OBJECTIVE: Can you return, unchanged, the lines from the one that contains "Output a JSON" to the last line, with the pictures left out?

-------- INPUT DATA

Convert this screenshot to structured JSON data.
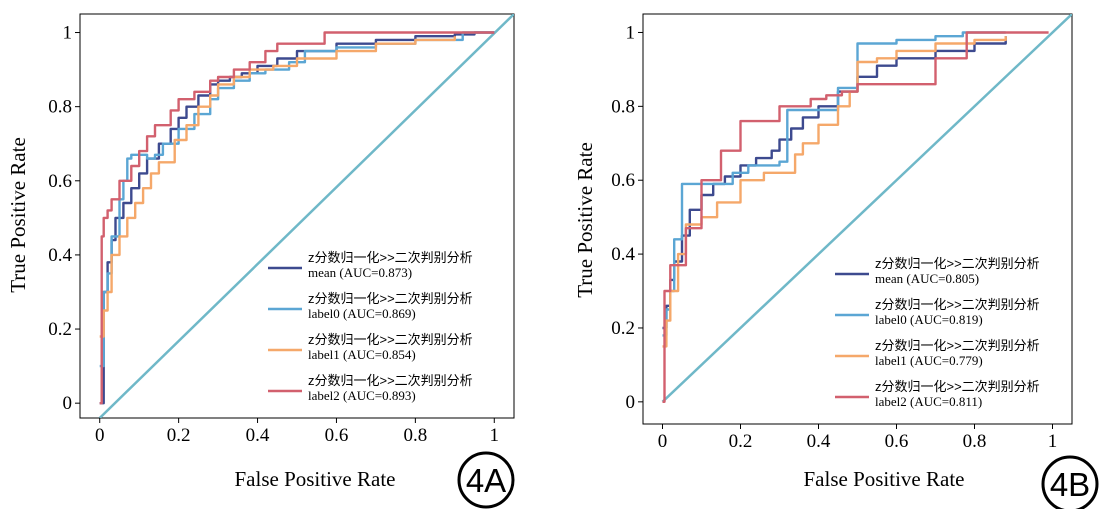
{
  "chart_data": [
    {
      "type": "line",
      "panel_label": "4A",
      "xlabel": "False Positive Rate",
      "ylabel": "True Positive Rate",
      "xlim": [
        -0.05,
        1.05
      ],
      "ylim": [
        -0.04,
        1.05
      ],
      "x_ticks": [
        {
          "value": 0,
          "label": "0"
        },
        {
          "value": 0.2,
          "label": "0.2"
        },
        {
          "value": 0.4,
          "label": "0.4"
        },
        {
          "value": 0.6,
          "label": "0.6"
        },
        {
          "value": 0.8,
          "label": "0.8"
        },
        {
          "value": 1,
          "label": "1"
        }
      ],
      "y_ticks": [
        {
          "value": 0,
          "label": "0"
        },
        {
          "value": 0.2,
          "label": "0.2"
        },
        {
          "value": 0.4,
          "label": "0.4"
        },
        {
          "value": 0.6,
          "label": "0.6"
        },
        {
          "value": 0.8,
          "label": "0.8"
        },
        {
          "value": 1,
          "label": "1"
        }
      ],
      "legend_placement": "lower-right",
      "diagonal": {
        "x": [
          0,
          1.05
        ],
        "y": [
          -0.04,
          1.05
        ],
        "color": "#6fb8c8"
      },
      "series": [
        {
          "name_line1": "z分数归一化>>二次判别分析",
          "name_line2": "mean (AUC=0.873)",
          "color": "#3d4a8f",
          "x": [
            0,
            0.01,
            0.02,
            0.03,
            0.04,
            0.06,
            0.08,
            0.1,
            0.12,
            0.15,
            0.18,
            0.2,
            0.22,
            0.25,
            0.28,
            0.3,
            0.33,
            0.36,
            0.4,
            0.45,
            0.5,
            0.6,
            0.7,
            0.8,
            0.9,
            0.95,
            1.0
          ],
          "y": [
            0,
            0.3,
            0.38,
            0.44,
            0.5,
            0.54,
            0.58,
            0.62,
            0.66,
            0.7,
            0.74,
            0.77,
            0.8,
            0.83,
            0.86,
            0.87,
            0.88,
            0.89,
            0.91,
            0.93,
            0.95,
            0.97,
            0.98,
            0.99,
            0.995,
            1.0,
            1.0
          ]
        },
        {
          "name_line1": "z分数归一化>>二次判别分析",
          "name_line2": "label0 (AUC=0.869)",
          "color": "#5ba6d4",
          "x": [
            0,
            0.01,
            0.02,
            0.03,
            0.05,
            0.06,
            0.07,
            0.08,
            0.1,
            0.12,
            0.14,
            0.16,
            0.2,
            0.24,
            0.28,
            0.3,
            0.34,
            0.38,
            0.42,
            0.48,
            0.52,
            0.6,
            0.7,
            0.8,
            0.92,
            1.0
          ],
          "y": [
            0.1,
            0.3,
            0.35,
            0.45,
            0.55,
            0.6,
            0.66,
            0.67,
            0.67,
            0.66,
            0.67,
            0.7,
            0.74,
            0.78,
            0.82,
            0.85,
            0.87,
            0.89,
            0.9,
            0.92,
            0.95,
            0.96,
            0.97,
            0.98,
            1.0,
            1.0
          ]
        },
        {
          "name_line1": "z分数归一化>>二次判别分析",
          "name_line2": "label1 (AUC=0.854)",
          "color": "#f5a86a",
          "x": [
            0,
            0.01,
            0.02,
            0.03,
            0.05,
            0.07,
            0.09,
            0.11,
            0.13,
            0.15,
            0.19,
            0.22,
            0.25,
            0.28,
            0.3,
            0.34,
            0.38,
            0.44,
            0.5,
            0.6,
            0.7,
            0.8,
            0.9
          ],
          "y": [
            0.18,
            0.25,
            0.3,
            0.4,
            0.45,
            0.5,
            0.54,
            0.58,
            0.62,
            0.65,
            0.71,
            0.75,
            0.8,
            0.83,
            0.86,
            0.88,
            0.9,
            0.91,
            0.93,
            0.95,
            0.97,
            0.98,
            0.99
          ]
        },
        {
          "name_line1": "z分数归一化>>二次判别分析",
          "name_line2": "label2 (AUC=0.893)",
          "color": "#d2606e",
          "x": [
            0,
            0.005,
            0.01,
            0.02,
            0.03,
            0.05,
            0.08,
            0.1,
            0.12,
            0.14,
            0.18,
            0.2,
            0.24,
            0.28,
            0.3,
            0.34,
            0.38,
            0.42,
            0.45,
            0.5,
            0.56,
            0.57,
            0.7,
            0.8,
            0.9,
            1.0
          ],
          "y": [
            0,
            0.45,
            0.5,
            0.52,
            0.55,
            0.6,
            0.64,
            0.68,
            0.72,
            0.75,
            0.79,
            0.82,
            0.84,
            0.87,
            0.88,
            0.9,
            0.92,
            0.95,
            0.97,
            0.97,
            0.97,
            1.0,
            1.0,
            1.0,
            1.0,
            1.0
          ]
        }
      ]
    },
    {
      "type": "line",
      "panel_label": "4B",
      "xlabel": "False Positive Rate",
      "ylabel": "True Positive Rate",
      "xlim": [
        -0.05,
        1.05
      ],
      "ylim": [
        -0.06,
        1.05
      ],
      "x_ticks": [
        {
          "value": 0,
          "label": "0"
        },
        {
          "value": 0.2,
          "label": "0.2"
        },
        {
          "value": 0.4,
          "label": "0.4"
        },
        {
          "value": 0.6,
          "label": "0.6"
        },
        {
          "value": 0.8,
          "label": "0.8"
        },
        {
          "value": 1,
          "label": "1"
        }
      ],
      "y_ticks": [
        {
          "value": 0,
          "label": "0"
        },
        {
          "value": 0.2,
          "label": "0.2"
        },
        {
          "value": 0.4,
          "label": "0.4"
        },
        {
          "value": 0.6,
          "label": "0.6"
        },
        {
          "value": 0.8,
          "label": "0.8"
        },
        {
          "value": 1,
          "label": "1"
        }
      ],
      "legend_placement": "lower-right",
      "diagonal": {
        "x": [
          0,
          1.05
        ],
        "y": [
          0,
          1.05
        ],
        "color": "#6fb8c8"
      },
      "series": [
        {
          "name_line1": "z分数归一化>>二次判别分析",
          "name_line2": "mean (AUC=0.805)",
          "color": "#3d4a8f",
          "x": [
            0,
            0.01,
            0.02,
            0.03,
            0.05,
            0.07,
            0.1,
            0.13,
            0.16,
            0.2,
            0.24,
            0.28,
            0.3,
            0.33,
            0.36,
            0.4,
            0.45,
            0.5,
            0.55,
            0.6,
            0.7,
            0.8,
            0.88
          ],
          "y": [
            0.2,
            0.26,
            0.33,
            0.38,
            0.45,
            0.52,
            0.56,
            0.59,
            0.61,
            0.64,
            0.66,
            0.68,
            0.71,
            0.74,
            0.77,
            0.8,
            0.84,
            0.88,
            0.91,
            0.93,
            0.95,
            0.97,
            0.99
          ]
        },
        {
          "name_line1": "z分数归一化>>二次判别分析",
          "name_line2": "label0 (AUC=0.819)",
          "color": "#5ba6d4",
          "x": [
            0,
            0.01,
            0.02,
            0.03,
            0.05,
            0.06,
            0.1,
            0.18,
            0.22,
            0.3,
            0.32,
            0.35,
            0.45,
            0.5,
            0.52,
            0.6,
            0.7,
            0.77,
            0.88
          ],
          "y": [
            0.18,
            0.25,
            0.3,
            0.44,
            0.59,
            0.59,
            0.59,
            0.62,
            0.64,
            0.65,
            0.79,
            0.79,
            0.85,
            0.97,
            0.97,
            0.98,
            0.99,
            1.0,
            1.0
          ]
        },
        {
          "name_line1": "z分数归一化>>二次判别分析",
          "name_line2": "label1 (AUC=0.779)",
          "color": "#f5a86a",
          "x": [
            0,
            0.01,
            0.02,
            0.04,
            0.06,
            0.1,
            0.14,
            0.2,
            0.26,
            0.3,
            0.34,
            0.36,
            0.4,
            0.45,
            0.48,
            0.5,
            0.55,
            0.6,
            0.7,
            0.8,
            0.88
          ],
          "y": [
            0.15,
            0.22,
            0.3,
            0.4,
            0.48,
            0.5,
            0.54,
            0.6,
            0.62,
            0.62,
            0.67,
            0.7,
            0.75,
            0.8,
            0.84,
            0.92,
            0.93,
            0.95,
            0.97,
            0.98,
            0.99
          ]
        },
        {
          "name_line1": "z分数归一化>>二次判别分析",
          "name_line2": "label2 (AUC=0.811)",
          "color": "#d2606e",
          "x": [
            0,
            0.005,
            0.02,
            0.06,
            0.1,
            0.15,
            0.2,
            0.3,
            0.38,
            0.42,
            0.46,
            0.5,
            0.55,
            0.62,
            0.7,
            0.74,
            0.78,
            0.85,
            0.92,
            0.99
          ],
          "y": [
            0,
            0.3,
            0.37,
            0.47,
            0.6,
            0.68,
            0.76,
            0.8,
            0.82,
            0.83,
            0.84,
            0.86,
            0.86,
            0.86,
            0.93,
            0.93,
            1.0,
            1.0,
            1.0,
            1.0
          ]
        }
      ]
    }
  ]
}
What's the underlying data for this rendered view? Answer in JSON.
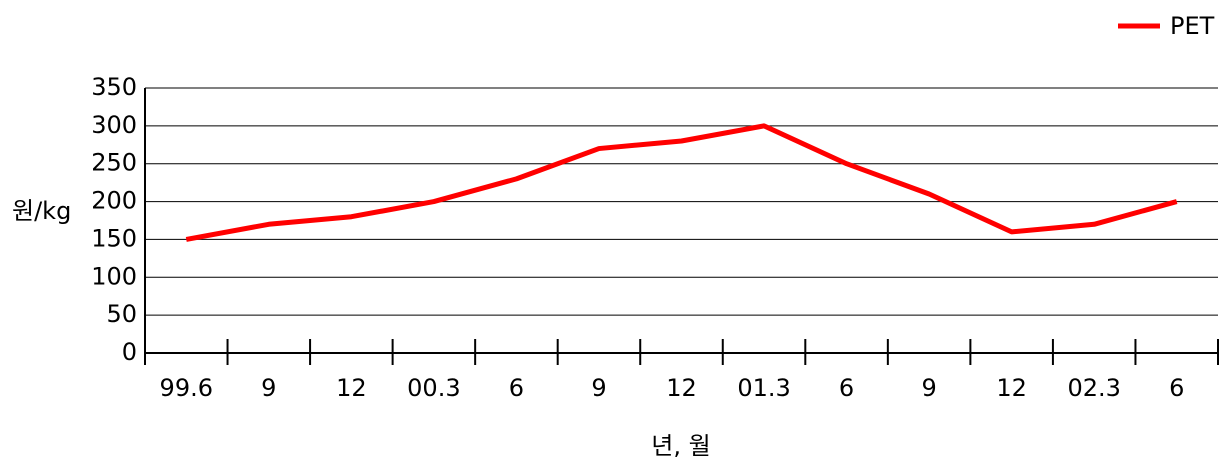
{
  "chart_data": {
    "type": "line",
    "categories": [
      "99.6",
      "9",
      "12",
      "00.3",
      "6",
      "9",
      "12",
      "01.3",
      "6",
      "9",
      "12",
      "02.3",
      "6"
    ],
    "series": [
      {
        "name": "PET",
        "color": "#ff0000",
        "values": [
          150,
          170,
          180,
          200,
          230,
          270,
          280,
          300,
          250,
          210,
          160,
          170,
          200
        ]
      }
    ],
    "ylim": [
      0,
      350
    ],
    "yticks": [
      0,
      50,
      100,
      150,
      200,
      250,
      300,
      350
    ],
    "ylabel": "원/kg",
    "xlabel": "년, 월",
    "grid": true,
    "legend": "top-right"
  }
}
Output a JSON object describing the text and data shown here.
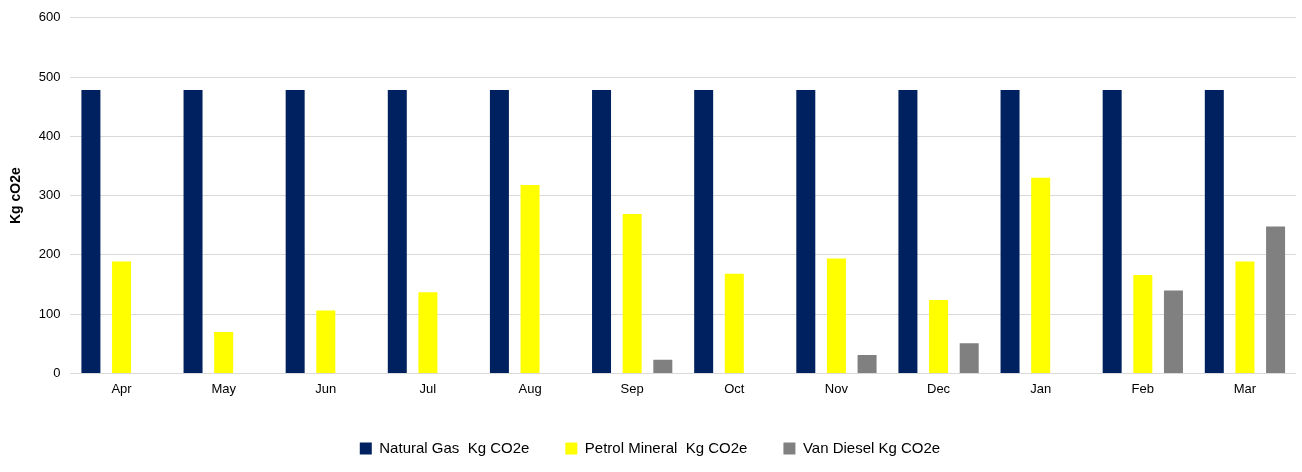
{
  "chart_data": {
    "type": "bar",
    "ylabel": "Kg cO2e",
    "categories": [
      "Apr",
      "May",
      "Jun",
      "Jul",
      "Aug",
      "Sep",
      "Oct",
      "Nov",
      "Dec",
      "Jan",
      "Feb",
      "Mar"
    ],
    "series": [
      {
        "name": "Natural Gas  Kg CO2e",
        "color": "#00215f",
        "values": [
          478,
          478,
          478,
          478,
          478,
          478,
          478,
          478,
          478,
          478,
          478,
          478
        ]
      },
      {
        "name": "Petrol Mineral  Kg CO2e",
        "color": "#ffff00",
        "values": [
          189,
          70,
          106,
          137,
          318,
          269,
          168,
          194,
          124,
          330,
          166,
          189
        ]
      },
      {
        "name": "Van Diesel Kg CO2e",
        "color": "#808080",
        "values": [
          null,
          null,
          null,
          null,
          null,
          23,
          null,
          31,
          51,
          null,
          140,
          248
        ]
      }
    ],
    "ylim": [
      0,
      600
    ],
    "yticks": [
      0,
      100,
      200,
      300,
      400,
      500,
      600
    ],
    "grid": "y",
    "legend": "bottom"
  }
}
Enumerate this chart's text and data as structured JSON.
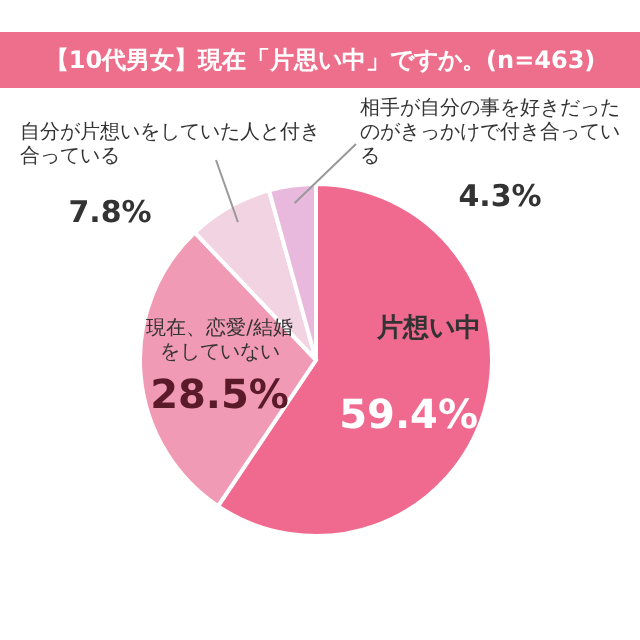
{
  "chart_data": {
    "type": "pie",
    "title": "【10代男女】現在「片思い中」ですか。(n=463)",
    "categories": [
      "片想い中",
      "現在、恋愛/結婚をしていない",
      "自分が片想いをしていた人と付き合っている",
      "相手が自分の事を好きだったのがきっかけで付き合っている"
    ],
    "values": [
      59.4,
      28.5,
      7.8,
      4.3
    ],
    "value_labels": [
      "59.4%",
      "28.5%",
      "7.8%",
      "4.3%"
    ],
    "colors": [
      "#f06a8f",
      "#f19ab5",
      "#f2d3e2",
      "#e9b9dd"
    ]
  }
}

----------------

RESPONSE:
Output a JSON object describing the text and data shown here.
{
  "chart_data": {
    "type": "bar",
    "ylabel": "Kg cO2e",
    "categories": [
      "Apr",
      "May",
      "Jun",
      "Jul",
      "Aug",
      "Sep",
      "Oct",
      "Nov",
      "Dec",
      "Jan",
      "Feb",
      "Mar"
    ],
    "series": [
      {
        "name": "Natural Gas  Kg CO2e",
        "color": "#00215f",
        "values": [
          478,
          478,
          478,
          478,
          478,
          478,
          478,
          478,
          478,
          478,
          478,
          478
        ]
      },
      {
        "name": "Petrol Mineral  Kg CO2e",
        "color": "#ffff00",
        "values": [
          189,
          70,
          106,
          137,
          318,
          269,
          168,
          194,
          124,
          330,
          166,
          189
        ]
      },
      {
        "name": "Van Diesel Kg CO2e",
        "color": "#808080",
        "values": [
          null,
          null,
          null,
          null,
          null,
          23,
          null,
          31,
          51,
          null,
          140,
          248
        ]
      }
    ],
    "ylim": [
      0,
      600
    ],
    "yticks": [
      0,
      100,
      200,
      300,
      400,
      500,
      600
    ],
    "grid": "y",
    "legend": "bottom"
  }
}
Enumerate this chart's text and data as structured JSON.
{
  "chart_data": {
    "type": "pie",
    "title": "【10代男女】現在「片思い中」ですか。(n=463)",
    "categories": [
      "片想い中",
      "現在、恋愛/結婚をしていない",
      "自分が片想いをしていた人と付き合っている",
      "相手が自分の事を好きだったのがきっかけで付き合っている"
    ],
    "values": [
      59.4,
      28.5,
      7.8,
      4.3
    ],
    "value_labels": [
      "59.4%",
      "28.5%",
      "7.8%",
      "4.3%"
    ],
    "colors": [
      "#f06a8f",
      "#f19ab5",
      "#f2d3e2",
      "#e9b9dd"
    ]
  }
}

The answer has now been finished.